**Dataset entries**
= = = = = = =
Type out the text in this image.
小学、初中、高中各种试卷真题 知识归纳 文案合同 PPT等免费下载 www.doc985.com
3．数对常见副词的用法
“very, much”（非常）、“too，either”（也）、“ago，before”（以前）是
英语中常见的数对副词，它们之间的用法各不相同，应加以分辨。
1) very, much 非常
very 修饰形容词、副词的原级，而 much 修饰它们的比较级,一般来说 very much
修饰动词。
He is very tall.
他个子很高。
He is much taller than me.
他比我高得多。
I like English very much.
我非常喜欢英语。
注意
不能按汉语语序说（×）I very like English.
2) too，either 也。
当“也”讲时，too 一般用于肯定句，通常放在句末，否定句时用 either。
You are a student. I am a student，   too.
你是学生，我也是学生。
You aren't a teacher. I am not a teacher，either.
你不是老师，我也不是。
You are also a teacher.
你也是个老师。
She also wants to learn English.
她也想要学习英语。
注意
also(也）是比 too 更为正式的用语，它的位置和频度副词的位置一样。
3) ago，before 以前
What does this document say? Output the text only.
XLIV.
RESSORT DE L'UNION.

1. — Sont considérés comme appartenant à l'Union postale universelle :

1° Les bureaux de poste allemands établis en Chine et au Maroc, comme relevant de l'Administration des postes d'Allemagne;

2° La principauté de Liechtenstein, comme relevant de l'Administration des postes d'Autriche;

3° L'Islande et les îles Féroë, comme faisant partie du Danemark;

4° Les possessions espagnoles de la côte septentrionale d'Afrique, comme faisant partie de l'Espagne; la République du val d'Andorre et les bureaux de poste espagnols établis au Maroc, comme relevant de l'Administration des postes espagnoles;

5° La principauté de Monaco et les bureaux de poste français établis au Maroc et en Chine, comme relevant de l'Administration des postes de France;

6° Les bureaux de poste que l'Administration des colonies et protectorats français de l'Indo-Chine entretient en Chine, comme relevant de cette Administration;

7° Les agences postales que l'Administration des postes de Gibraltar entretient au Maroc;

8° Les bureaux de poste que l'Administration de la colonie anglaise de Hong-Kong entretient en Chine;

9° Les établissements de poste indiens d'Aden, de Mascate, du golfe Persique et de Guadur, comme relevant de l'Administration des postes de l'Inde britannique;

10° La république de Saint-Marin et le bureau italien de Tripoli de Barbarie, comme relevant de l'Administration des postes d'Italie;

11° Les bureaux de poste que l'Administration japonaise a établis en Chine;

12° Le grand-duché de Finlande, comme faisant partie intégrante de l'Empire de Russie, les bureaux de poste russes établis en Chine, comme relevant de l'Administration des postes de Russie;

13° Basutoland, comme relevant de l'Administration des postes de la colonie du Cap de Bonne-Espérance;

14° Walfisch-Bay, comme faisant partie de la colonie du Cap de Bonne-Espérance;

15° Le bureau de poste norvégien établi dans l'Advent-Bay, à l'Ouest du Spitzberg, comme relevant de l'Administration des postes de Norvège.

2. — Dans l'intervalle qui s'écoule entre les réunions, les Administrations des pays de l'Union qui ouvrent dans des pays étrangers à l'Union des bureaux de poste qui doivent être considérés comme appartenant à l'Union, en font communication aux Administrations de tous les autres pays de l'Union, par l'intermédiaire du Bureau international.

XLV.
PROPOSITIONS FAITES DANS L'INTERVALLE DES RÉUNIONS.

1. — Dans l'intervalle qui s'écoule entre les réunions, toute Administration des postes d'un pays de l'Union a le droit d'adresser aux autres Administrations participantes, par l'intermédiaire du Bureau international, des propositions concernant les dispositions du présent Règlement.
= = = = = = =
**Do this**
Find the lines containing "English" and list every one of them.

**Answer**
I like English very much.
不能按汉语语序说（×）I very like English.
She also wants to learn English.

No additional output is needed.